▶ [WORK TO DO]:
From the listing below, work out how many lines contain "clusters". Reply with that number only.
---------------
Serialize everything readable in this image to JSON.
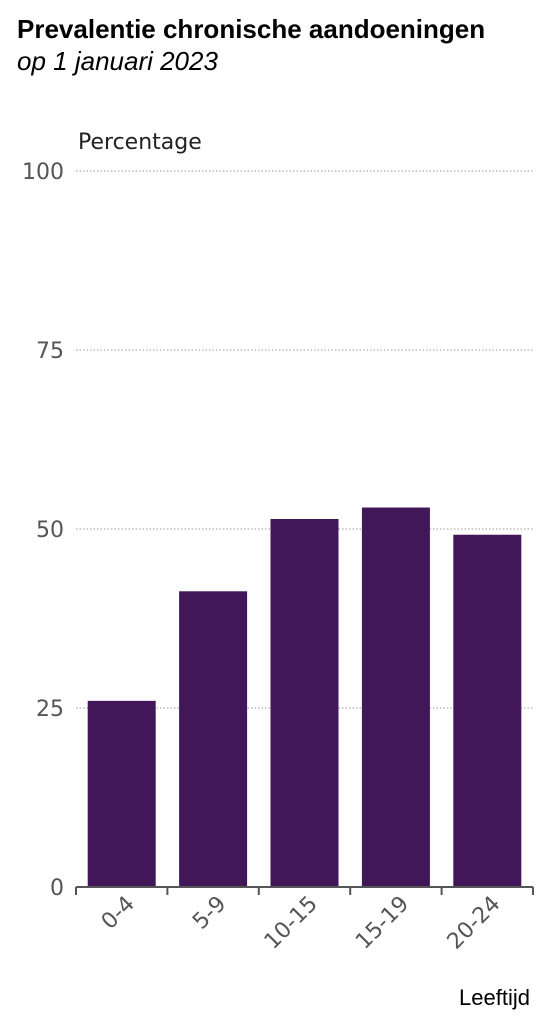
{
  "chart_data": {
    "type": "bar",
    "title": "Prevalentie chronische aandoeningen",
    "subtitle": "op 1 januari 2023",
    "ylabel": "Percentage",
    "xlabel": "Leeftijd",
    "categories": [
      "0-4",
      "5-9",
      "10-15",
      "15-19",
      "20-24"
    ],
    "values": [
      26,
      41.3,
      51.4,
      53,
      49.2
    ],
    "ylim": [
      0,
      100
    ],
    "yticks": [
      "0",
      "25",
      "50",
      "75",
      "100"
    ],
    "grid": true,
    "bar_color": "#42175a"
  }
}
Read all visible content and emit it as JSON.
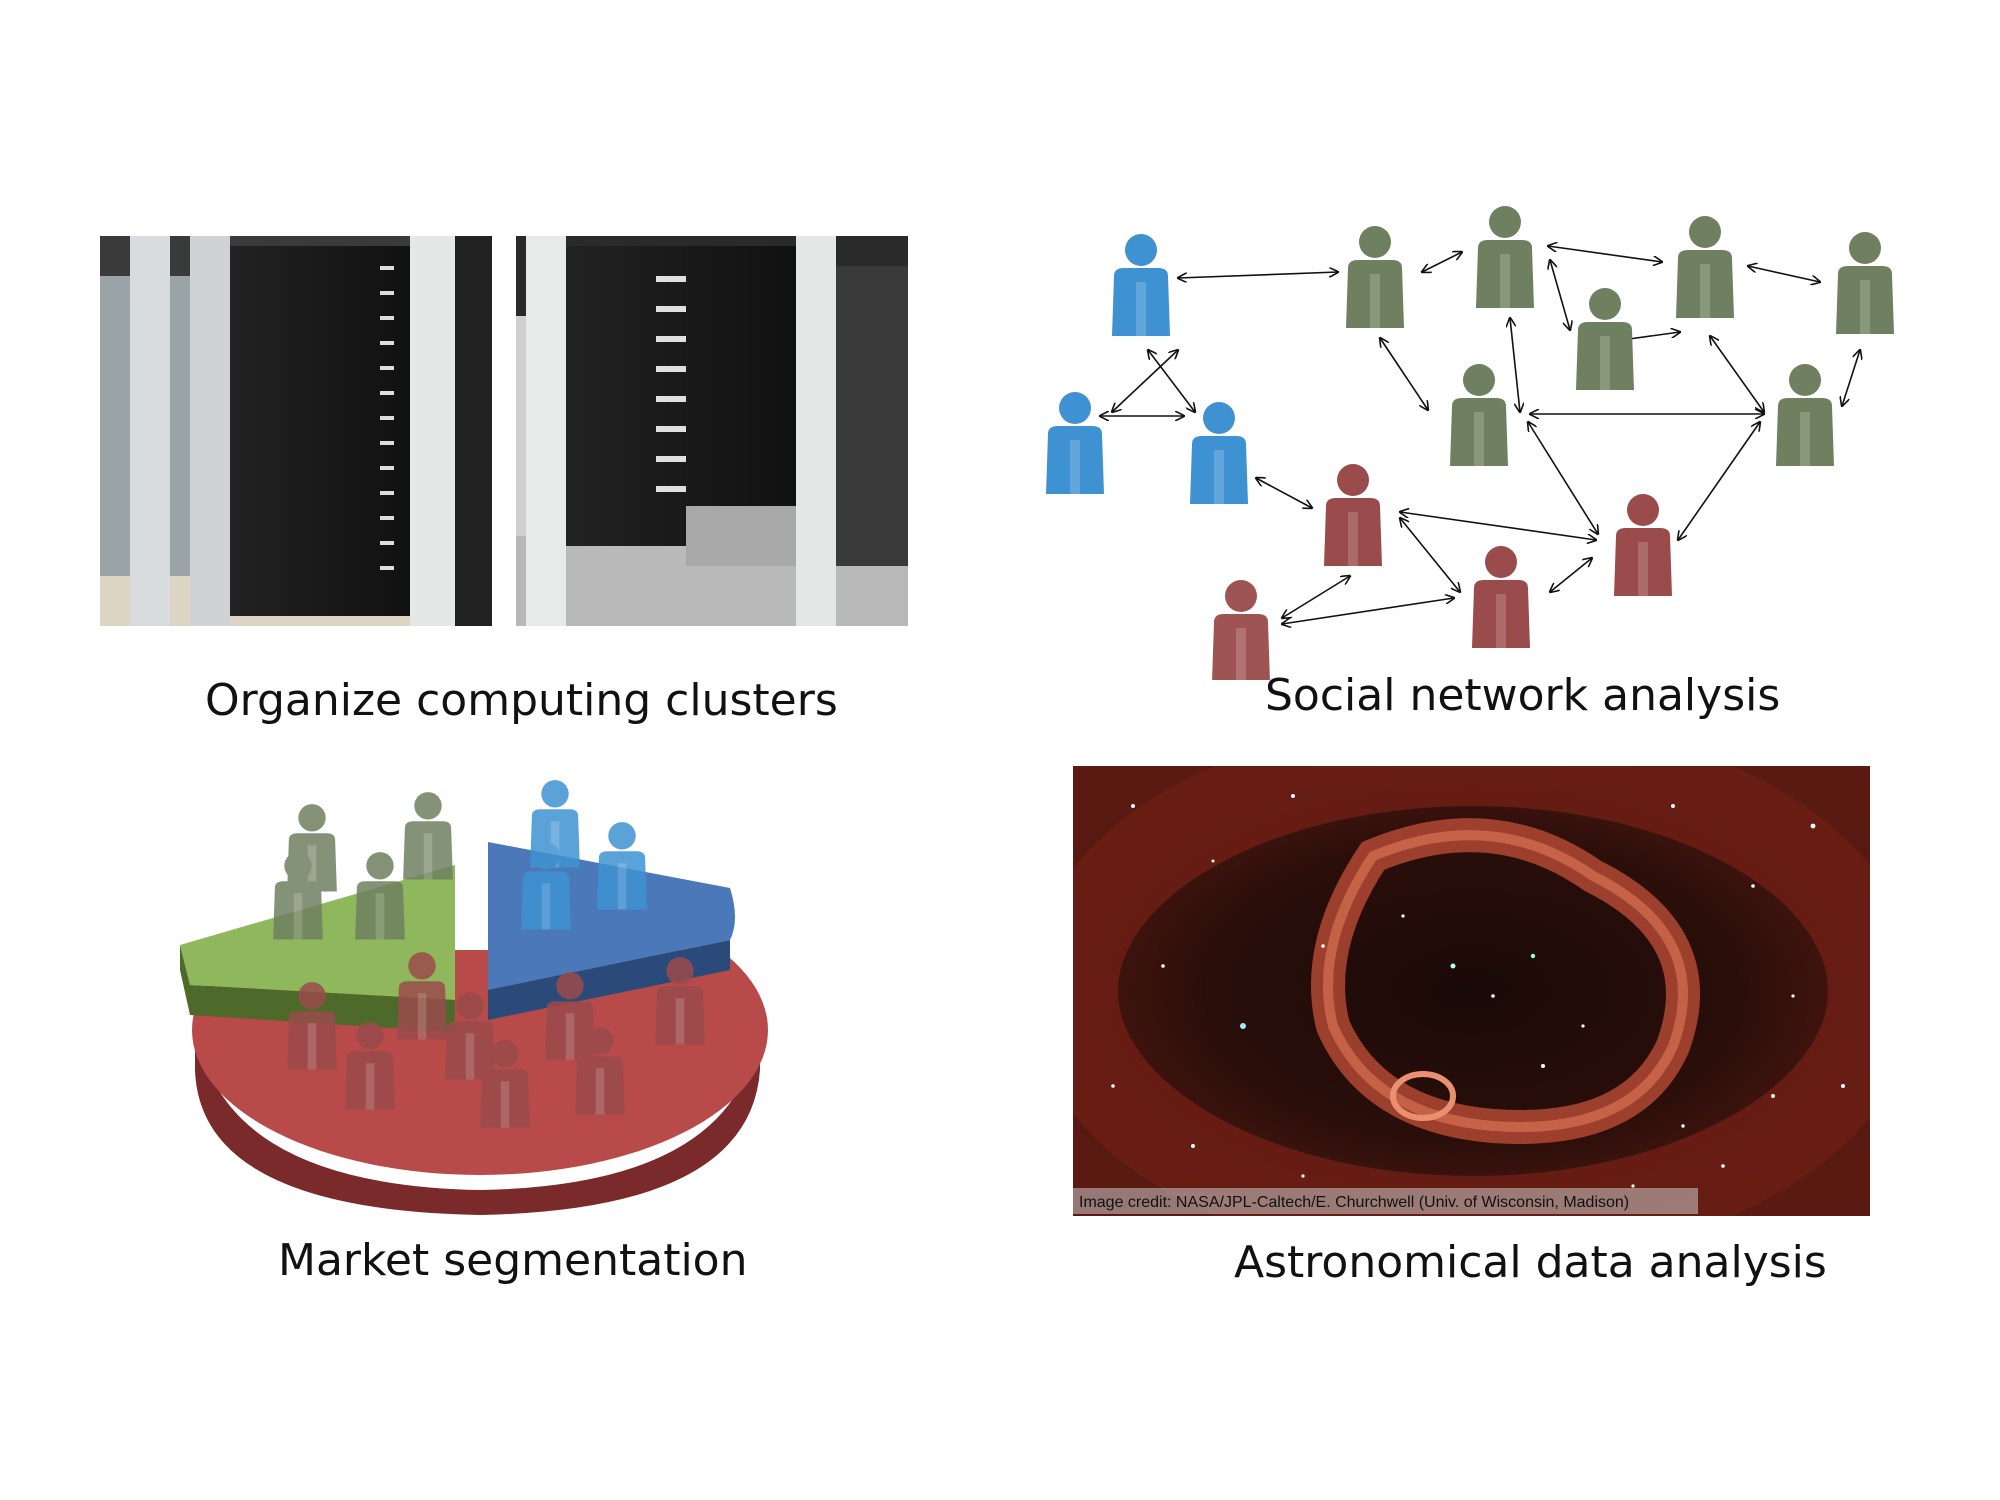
{
  "panels": {
    "clusters": {
      "caption": "Organize computing clusters"
    },
    "social": {
      "caption": "Social network analysis"
    },
    "market": {
      "caption": "Market segmentation"
    },
    "astro": {
      "caption": "Astronomical data analysis",
      "credit": "Image credit:  NASA/JPL-Caltech/E. Churchwell (Univ. of Wisconsin, Madison)"
    }
  },
  "colors": {
    "blue_person": "#3f92d2",
    "green_person": "#6f8060",
    "red_person": "#9a4b4b",
    "pie_red": "#b84a4a",
    "pie_green": "#8fb85c",
    "pie_blue": "#4a78b8",
    "nebula": "#c4503a",
    "space": "#140807"
  }
}
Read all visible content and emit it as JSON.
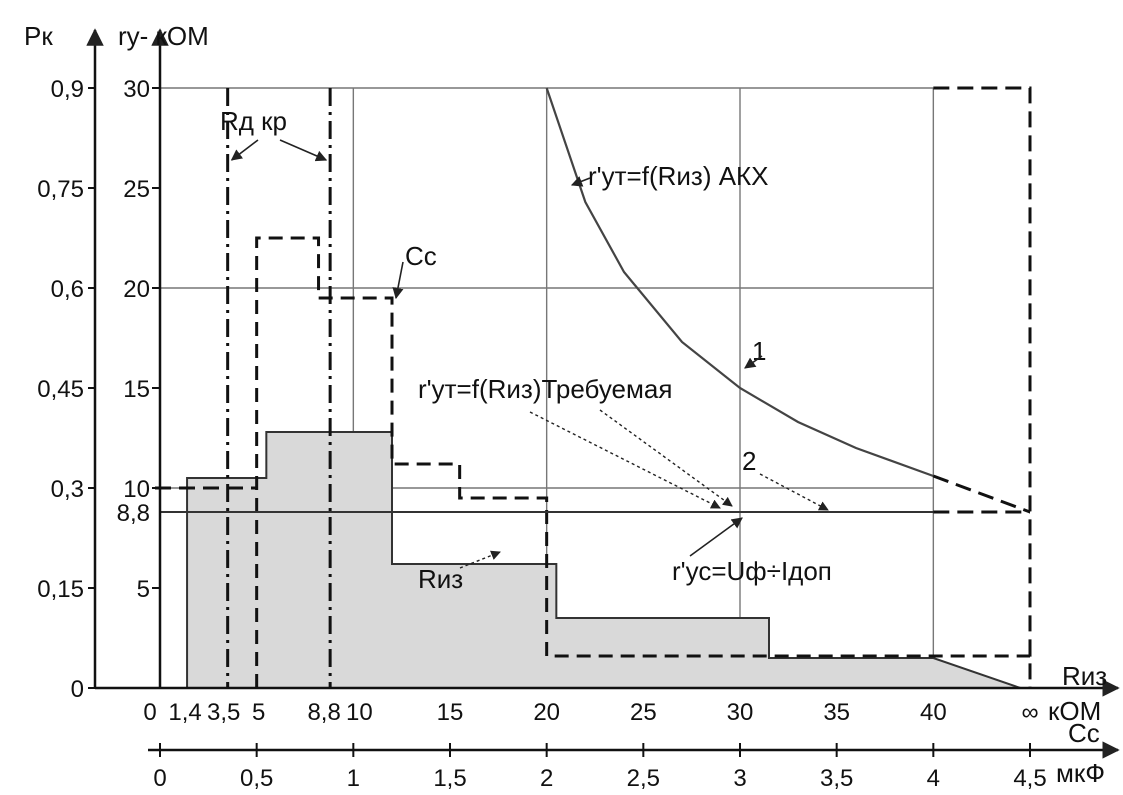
---------------
▶ [EXERCISE ANSWER]:
2